** start **

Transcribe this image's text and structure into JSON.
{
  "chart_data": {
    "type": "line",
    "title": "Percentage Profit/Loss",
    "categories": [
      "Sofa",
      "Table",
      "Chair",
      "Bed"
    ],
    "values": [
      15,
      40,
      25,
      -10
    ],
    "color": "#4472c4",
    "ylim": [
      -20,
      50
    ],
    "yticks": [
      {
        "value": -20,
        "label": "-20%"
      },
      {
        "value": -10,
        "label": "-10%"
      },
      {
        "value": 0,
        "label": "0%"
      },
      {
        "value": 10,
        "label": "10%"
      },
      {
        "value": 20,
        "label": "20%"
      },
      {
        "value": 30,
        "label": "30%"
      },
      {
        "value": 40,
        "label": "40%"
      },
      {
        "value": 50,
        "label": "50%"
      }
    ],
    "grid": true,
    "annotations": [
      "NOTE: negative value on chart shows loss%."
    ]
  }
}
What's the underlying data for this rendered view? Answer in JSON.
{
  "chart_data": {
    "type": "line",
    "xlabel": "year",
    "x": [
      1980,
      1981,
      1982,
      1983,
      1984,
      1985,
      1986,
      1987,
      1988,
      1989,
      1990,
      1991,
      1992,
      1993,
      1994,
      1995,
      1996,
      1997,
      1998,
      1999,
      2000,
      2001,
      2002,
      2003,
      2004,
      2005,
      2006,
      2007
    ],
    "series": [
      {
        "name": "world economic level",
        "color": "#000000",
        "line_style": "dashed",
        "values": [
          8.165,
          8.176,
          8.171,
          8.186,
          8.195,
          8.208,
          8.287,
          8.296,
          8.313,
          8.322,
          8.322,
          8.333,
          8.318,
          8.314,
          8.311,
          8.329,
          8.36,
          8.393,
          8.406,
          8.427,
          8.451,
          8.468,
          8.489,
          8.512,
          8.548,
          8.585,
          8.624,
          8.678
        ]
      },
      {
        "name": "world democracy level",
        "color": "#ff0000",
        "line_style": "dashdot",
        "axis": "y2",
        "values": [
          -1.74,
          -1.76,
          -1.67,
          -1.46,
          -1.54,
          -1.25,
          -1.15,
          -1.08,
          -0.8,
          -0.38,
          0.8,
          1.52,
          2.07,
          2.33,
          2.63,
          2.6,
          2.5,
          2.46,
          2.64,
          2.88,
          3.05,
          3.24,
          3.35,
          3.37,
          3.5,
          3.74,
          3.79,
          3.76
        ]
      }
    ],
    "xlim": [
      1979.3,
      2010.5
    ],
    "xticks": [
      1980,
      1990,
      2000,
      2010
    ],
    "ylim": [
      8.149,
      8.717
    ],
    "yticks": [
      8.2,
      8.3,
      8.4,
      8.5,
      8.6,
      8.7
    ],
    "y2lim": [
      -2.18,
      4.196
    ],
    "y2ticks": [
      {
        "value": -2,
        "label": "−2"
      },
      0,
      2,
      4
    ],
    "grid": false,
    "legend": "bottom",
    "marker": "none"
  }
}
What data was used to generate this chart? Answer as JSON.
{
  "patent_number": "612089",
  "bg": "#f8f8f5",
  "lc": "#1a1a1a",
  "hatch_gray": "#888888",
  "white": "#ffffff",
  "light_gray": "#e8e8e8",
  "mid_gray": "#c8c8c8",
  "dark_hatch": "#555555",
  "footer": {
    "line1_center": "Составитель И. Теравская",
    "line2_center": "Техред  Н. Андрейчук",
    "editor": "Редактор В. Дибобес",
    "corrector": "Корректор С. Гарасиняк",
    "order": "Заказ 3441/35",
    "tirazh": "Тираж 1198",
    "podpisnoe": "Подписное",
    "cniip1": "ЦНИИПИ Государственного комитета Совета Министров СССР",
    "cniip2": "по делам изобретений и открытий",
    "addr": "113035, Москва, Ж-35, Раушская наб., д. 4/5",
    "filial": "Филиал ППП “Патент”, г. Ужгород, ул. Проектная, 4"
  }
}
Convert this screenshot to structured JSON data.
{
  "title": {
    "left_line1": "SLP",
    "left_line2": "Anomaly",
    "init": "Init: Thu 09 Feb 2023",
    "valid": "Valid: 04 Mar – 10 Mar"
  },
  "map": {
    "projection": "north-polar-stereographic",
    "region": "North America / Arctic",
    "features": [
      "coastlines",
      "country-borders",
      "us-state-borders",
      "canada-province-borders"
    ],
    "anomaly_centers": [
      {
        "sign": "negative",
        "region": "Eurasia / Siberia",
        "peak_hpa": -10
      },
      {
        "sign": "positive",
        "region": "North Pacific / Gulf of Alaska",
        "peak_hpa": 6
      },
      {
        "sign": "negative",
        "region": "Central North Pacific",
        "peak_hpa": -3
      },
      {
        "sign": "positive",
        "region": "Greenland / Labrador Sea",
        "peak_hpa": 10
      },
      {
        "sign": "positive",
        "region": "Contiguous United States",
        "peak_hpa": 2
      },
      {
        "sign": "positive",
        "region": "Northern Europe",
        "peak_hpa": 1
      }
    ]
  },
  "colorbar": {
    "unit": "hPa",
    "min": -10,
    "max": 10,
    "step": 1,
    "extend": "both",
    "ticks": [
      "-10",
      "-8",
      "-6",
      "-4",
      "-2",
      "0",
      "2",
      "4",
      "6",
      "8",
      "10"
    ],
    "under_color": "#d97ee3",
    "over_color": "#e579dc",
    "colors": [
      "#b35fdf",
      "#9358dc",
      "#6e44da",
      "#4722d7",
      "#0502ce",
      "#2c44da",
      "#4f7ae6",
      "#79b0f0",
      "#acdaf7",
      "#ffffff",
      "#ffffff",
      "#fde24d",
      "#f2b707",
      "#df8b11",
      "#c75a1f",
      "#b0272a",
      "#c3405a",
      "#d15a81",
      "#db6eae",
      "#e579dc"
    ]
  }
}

** end **

# Goal
Return only those lines of the records that contain the string "title".

# Completed exercise
    "title": "Percentage Profit/Loss",
  "title": {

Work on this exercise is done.